** start Records for the task **
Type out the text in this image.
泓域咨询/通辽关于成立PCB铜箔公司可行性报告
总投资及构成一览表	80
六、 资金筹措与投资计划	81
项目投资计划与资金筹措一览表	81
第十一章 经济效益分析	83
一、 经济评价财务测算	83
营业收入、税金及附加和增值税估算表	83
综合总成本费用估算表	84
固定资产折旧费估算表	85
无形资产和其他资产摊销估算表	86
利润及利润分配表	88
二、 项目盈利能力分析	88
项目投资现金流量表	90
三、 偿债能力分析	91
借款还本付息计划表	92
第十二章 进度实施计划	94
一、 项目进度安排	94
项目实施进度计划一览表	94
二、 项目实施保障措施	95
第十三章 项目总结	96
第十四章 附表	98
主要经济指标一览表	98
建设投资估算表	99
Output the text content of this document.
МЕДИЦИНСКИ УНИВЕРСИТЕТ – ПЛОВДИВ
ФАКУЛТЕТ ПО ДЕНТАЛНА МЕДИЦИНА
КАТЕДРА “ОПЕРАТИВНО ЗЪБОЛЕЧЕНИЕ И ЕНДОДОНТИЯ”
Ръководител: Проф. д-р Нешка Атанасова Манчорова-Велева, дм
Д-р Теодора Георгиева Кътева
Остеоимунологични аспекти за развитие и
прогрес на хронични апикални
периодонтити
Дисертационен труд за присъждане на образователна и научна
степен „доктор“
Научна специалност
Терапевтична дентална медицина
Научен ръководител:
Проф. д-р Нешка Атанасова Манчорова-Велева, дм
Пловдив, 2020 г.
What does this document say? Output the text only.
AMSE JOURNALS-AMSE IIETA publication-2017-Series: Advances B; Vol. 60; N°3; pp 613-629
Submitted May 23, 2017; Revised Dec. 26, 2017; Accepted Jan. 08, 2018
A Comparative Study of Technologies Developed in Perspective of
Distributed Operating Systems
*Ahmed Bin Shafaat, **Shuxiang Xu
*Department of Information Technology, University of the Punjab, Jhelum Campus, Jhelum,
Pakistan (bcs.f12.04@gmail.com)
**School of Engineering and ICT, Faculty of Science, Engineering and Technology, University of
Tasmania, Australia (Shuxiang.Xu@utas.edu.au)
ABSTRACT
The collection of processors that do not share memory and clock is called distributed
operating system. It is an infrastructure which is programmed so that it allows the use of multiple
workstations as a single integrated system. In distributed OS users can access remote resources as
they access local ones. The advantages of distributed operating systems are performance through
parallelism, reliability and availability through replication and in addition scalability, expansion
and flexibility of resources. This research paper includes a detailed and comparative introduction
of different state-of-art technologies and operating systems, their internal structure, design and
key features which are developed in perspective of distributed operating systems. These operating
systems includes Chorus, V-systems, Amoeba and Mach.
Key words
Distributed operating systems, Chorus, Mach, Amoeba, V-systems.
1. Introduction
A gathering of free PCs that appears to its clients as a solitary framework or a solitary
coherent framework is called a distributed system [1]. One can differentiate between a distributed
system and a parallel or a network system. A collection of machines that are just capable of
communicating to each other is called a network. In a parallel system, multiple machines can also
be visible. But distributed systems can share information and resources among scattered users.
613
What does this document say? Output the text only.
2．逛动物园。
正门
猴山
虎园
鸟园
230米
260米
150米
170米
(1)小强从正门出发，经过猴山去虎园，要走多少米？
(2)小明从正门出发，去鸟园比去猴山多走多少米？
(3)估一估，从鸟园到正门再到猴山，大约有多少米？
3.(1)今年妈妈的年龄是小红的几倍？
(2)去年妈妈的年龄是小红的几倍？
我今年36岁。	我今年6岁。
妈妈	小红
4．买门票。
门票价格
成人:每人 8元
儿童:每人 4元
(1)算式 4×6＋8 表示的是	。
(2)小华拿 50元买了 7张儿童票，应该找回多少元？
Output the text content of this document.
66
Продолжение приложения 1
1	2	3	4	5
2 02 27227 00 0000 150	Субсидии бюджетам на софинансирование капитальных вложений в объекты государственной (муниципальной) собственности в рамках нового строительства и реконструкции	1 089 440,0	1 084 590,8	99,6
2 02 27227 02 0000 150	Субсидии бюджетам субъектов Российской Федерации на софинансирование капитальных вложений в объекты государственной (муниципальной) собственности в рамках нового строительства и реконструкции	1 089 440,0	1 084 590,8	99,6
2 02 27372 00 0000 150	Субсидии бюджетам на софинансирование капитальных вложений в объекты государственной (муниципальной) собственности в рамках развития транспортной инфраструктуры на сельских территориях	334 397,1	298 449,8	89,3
** end Records for the task **
### Problem details:
State how many lines in the records above contain the word "share", giving only the number.

### Written response:
2